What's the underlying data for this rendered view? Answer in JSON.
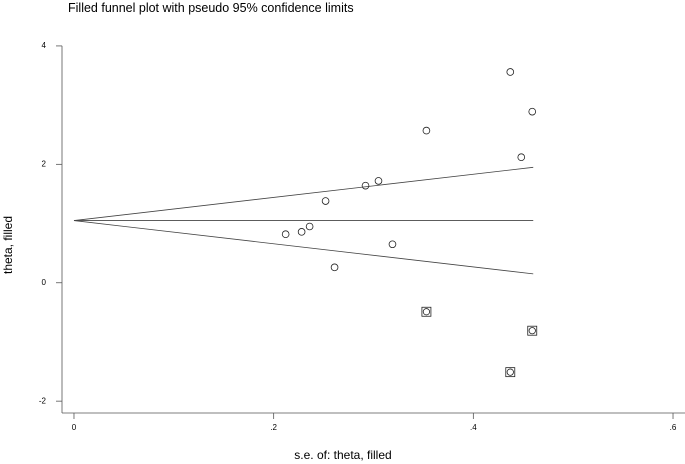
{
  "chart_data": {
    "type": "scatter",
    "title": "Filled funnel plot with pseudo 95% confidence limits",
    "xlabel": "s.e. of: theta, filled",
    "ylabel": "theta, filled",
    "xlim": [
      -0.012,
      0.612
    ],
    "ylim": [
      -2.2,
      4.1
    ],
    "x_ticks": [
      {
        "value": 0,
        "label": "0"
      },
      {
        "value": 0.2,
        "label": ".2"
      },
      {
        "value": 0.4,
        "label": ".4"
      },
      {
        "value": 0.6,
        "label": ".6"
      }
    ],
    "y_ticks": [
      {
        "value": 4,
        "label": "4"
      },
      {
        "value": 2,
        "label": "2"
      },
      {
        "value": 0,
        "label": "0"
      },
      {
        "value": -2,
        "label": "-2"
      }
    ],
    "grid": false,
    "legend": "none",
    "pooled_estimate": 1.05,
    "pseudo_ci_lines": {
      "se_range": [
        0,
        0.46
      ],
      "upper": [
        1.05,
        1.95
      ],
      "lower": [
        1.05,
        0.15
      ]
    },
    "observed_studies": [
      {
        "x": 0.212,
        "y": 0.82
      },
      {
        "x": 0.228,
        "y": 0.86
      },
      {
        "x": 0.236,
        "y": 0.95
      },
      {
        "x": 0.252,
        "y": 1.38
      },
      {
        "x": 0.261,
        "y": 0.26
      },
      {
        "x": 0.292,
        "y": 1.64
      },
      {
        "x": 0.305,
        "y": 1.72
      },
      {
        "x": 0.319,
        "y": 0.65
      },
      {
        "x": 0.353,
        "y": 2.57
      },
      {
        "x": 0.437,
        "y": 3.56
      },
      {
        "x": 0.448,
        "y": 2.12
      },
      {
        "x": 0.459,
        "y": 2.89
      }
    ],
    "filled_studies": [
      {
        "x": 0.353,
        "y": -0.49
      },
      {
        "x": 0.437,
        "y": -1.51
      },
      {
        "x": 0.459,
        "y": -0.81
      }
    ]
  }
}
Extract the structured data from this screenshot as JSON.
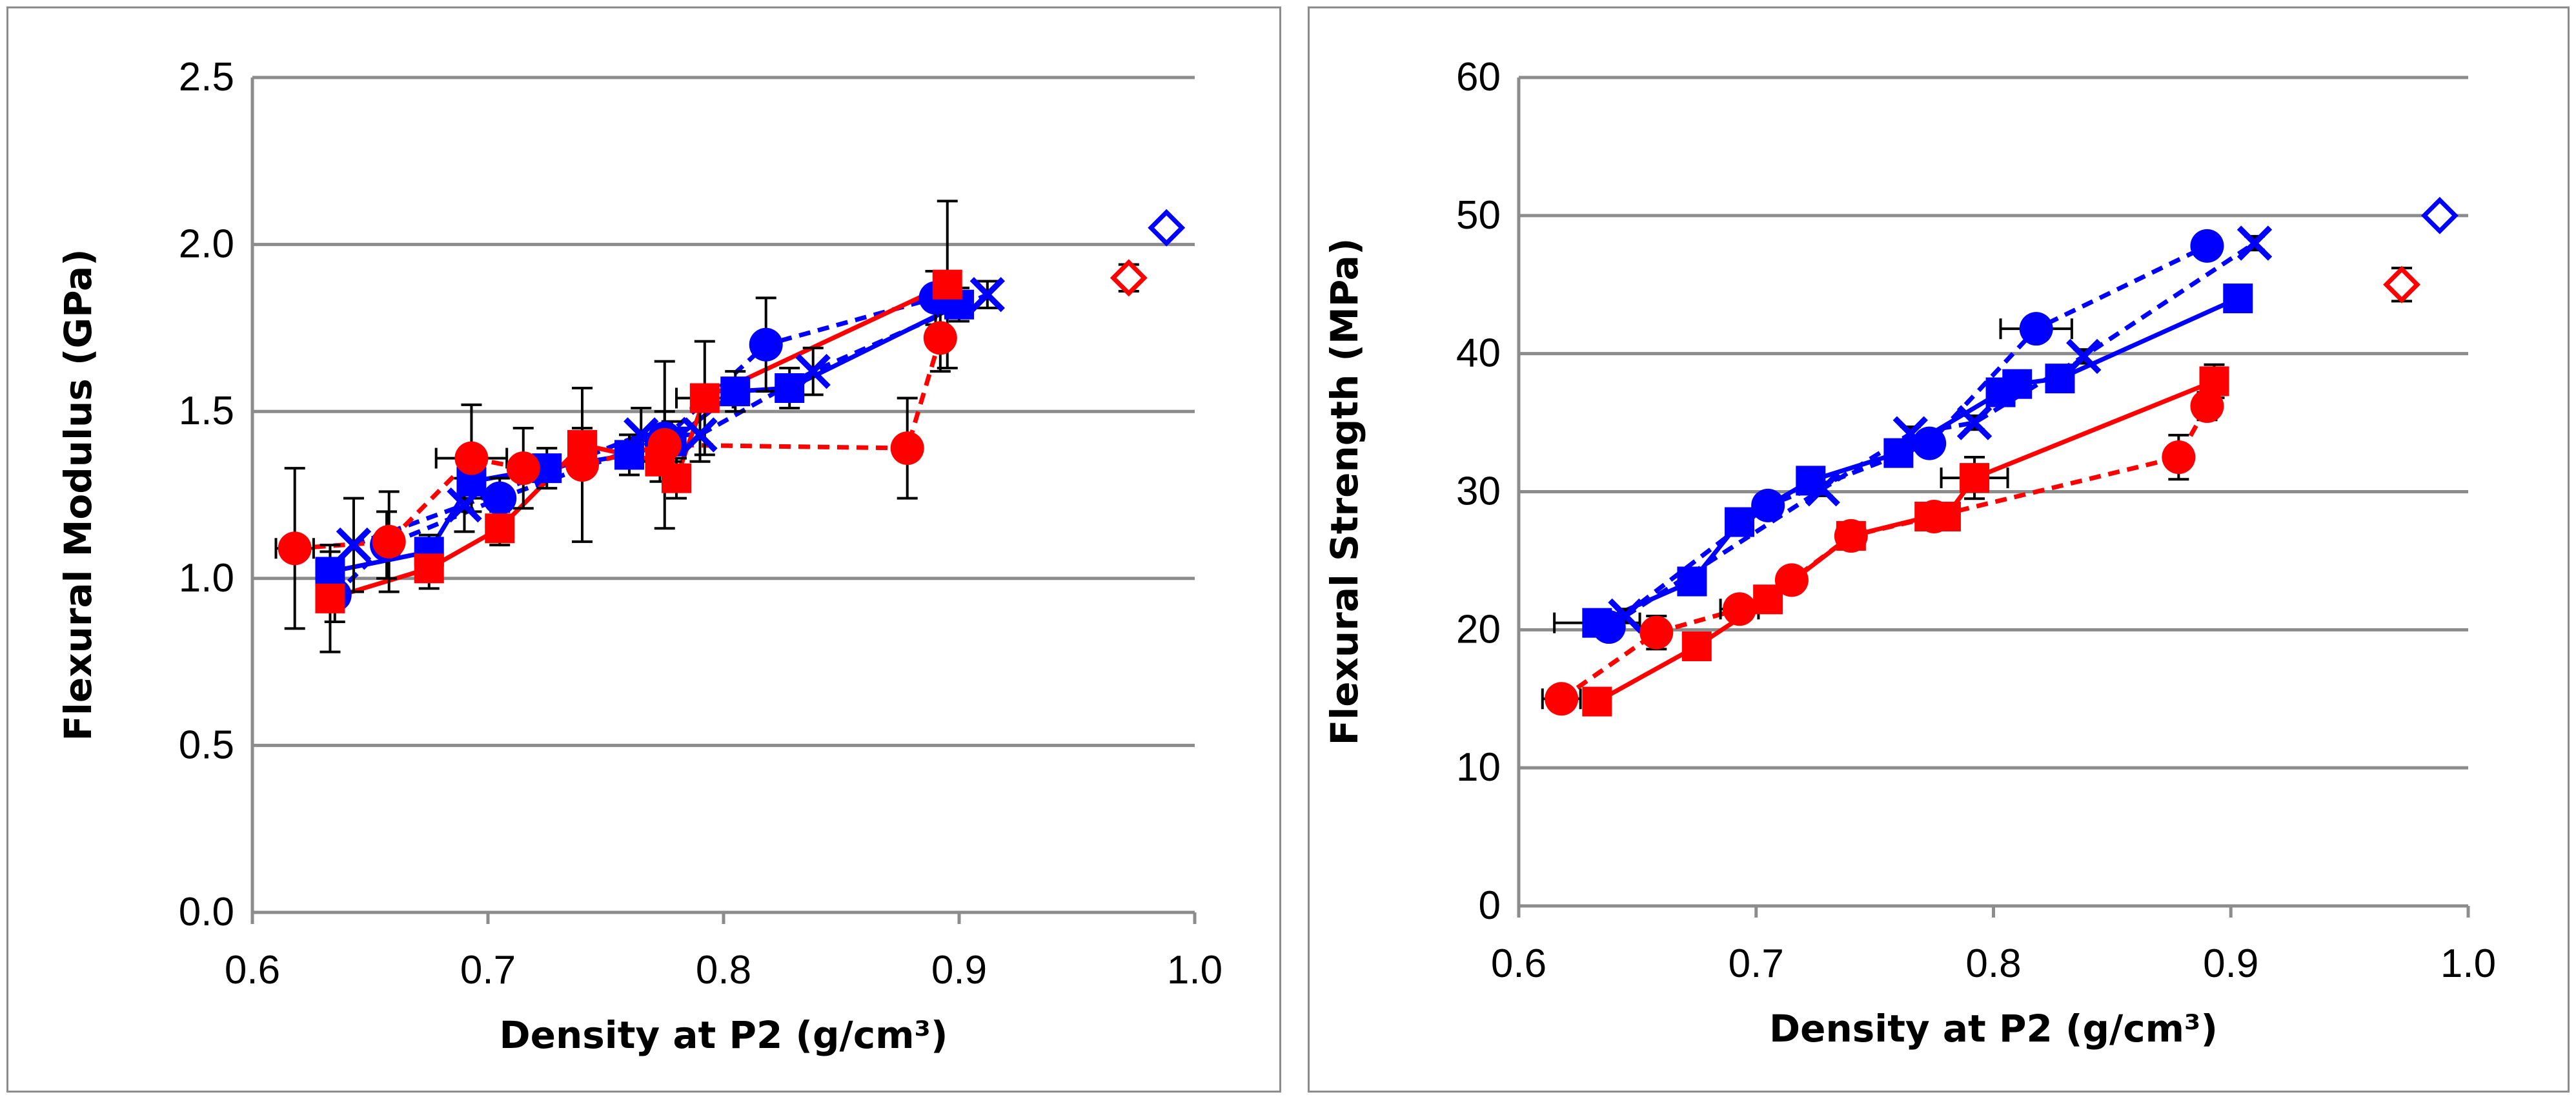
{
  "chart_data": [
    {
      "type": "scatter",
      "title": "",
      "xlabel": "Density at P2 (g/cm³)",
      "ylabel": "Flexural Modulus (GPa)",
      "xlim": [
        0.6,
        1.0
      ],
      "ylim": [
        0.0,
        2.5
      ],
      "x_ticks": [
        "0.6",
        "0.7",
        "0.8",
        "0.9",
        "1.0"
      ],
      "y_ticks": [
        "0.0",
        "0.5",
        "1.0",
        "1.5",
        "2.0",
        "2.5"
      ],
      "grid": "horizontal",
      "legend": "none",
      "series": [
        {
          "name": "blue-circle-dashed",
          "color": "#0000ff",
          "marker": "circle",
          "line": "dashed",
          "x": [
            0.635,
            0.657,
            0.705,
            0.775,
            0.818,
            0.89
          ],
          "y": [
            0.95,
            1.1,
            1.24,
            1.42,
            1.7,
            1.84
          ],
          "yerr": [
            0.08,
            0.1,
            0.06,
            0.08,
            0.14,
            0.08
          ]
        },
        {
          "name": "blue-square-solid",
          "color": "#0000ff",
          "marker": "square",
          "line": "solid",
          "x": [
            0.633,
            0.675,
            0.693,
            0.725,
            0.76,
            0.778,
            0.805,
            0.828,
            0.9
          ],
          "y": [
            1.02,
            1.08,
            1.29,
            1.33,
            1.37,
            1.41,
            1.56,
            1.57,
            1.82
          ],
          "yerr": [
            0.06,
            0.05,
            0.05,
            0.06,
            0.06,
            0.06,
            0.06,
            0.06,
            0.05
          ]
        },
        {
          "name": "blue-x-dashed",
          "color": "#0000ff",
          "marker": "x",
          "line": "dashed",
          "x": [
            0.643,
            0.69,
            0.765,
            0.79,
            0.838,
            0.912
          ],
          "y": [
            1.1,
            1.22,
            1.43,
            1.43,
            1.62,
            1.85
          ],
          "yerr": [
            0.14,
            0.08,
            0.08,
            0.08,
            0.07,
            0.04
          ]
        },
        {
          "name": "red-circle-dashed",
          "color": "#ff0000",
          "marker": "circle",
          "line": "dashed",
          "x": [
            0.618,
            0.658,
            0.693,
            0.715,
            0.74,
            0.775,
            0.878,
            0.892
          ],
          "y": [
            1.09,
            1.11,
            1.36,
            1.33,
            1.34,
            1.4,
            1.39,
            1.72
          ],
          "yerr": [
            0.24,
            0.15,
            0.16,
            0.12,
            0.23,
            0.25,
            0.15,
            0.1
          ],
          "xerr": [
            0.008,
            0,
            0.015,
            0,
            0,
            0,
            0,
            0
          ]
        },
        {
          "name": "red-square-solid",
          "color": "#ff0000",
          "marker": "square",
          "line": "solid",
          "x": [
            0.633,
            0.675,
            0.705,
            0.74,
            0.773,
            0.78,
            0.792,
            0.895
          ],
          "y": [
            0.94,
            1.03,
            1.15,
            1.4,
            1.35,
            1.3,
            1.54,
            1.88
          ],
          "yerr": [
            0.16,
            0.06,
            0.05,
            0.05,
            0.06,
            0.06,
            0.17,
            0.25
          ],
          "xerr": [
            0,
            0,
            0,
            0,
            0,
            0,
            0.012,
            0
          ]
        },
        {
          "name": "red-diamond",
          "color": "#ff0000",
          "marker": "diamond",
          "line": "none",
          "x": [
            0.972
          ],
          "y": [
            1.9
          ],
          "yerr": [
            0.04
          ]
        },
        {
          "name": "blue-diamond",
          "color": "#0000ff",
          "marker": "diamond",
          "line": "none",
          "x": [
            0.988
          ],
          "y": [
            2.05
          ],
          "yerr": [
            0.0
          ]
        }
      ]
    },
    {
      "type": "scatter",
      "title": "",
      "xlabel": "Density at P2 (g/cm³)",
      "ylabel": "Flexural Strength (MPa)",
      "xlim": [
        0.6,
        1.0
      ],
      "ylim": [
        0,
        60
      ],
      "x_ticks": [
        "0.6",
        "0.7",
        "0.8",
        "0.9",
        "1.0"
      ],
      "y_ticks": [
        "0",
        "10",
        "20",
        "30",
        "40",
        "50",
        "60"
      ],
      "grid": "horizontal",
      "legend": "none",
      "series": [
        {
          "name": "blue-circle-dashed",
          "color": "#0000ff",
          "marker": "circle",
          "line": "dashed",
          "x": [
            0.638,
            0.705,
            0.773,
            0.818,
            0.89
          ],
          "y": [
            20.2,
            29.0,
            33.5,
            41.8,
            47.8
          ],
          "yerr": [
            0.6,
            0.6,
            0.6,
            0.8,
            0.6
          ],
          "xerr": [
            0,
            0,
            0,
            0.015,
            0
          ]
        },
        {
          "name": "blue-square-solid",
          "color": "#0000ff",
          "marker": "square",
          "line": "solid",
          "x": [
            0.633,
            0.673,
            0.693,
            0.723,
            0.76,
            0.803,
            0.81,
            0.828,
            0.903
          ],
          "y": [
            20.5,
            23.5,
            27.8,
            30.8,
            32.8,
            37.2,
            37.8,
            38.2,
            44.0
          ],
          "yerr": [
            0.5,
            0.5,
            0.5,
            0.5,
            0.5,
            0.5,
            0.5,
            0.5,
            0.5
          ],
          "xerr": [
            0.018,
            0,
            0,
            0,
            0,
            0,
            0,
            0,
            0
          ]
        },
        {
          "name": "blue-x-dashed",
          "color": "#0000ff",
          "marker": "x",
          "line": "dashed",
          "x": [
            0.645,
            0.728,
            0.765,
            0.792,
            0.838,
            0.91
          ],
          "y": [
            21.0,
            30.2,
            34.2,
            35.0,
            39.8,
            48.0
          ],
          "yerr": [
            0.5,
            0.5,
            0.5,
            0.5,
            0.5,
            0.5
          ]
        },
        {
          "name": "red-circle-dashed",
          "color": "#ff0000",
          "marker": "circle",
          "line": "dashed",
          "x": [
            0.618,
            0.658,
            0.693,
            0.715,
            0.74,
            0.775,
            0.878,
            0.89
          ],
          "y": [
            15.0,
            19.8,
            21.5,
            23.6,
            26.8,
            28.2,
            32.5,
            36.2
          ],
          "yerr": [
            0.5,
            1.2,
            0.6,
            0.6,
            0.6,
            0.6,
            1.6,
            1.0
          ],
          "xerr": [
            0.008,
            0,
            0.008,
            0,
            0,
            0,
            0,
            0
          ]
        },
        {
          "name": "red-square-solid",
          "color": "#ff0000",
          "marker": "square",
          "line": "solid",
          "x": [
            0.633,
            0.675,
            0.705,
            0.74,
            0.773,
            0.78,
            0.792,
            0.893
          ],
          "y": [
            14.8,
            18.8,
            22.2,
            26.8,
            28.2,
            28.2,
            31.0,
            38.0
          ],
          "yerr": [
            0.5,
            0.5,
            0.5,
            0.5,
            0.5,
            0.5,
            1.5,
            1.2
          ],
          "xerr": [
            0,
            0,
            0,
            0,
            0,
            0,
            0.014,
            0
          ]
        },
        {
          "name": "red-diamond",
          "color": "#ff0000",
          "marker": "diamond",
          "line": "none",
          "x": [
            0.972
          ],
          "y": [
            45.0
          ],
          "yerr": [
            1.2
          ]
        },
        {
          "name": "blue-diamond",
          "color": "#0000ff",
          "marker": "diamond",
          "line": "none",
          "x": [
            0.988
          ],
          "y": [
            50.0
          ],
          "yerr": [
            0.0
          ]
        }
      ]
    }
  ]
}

* _TASK_
Write down every line of the data above that includes the string "this".

* _FINAL ANSWER_
What's the underlying data for this rendered view? Answer in JSON.
Extract the structured data from this screenshot as JSON.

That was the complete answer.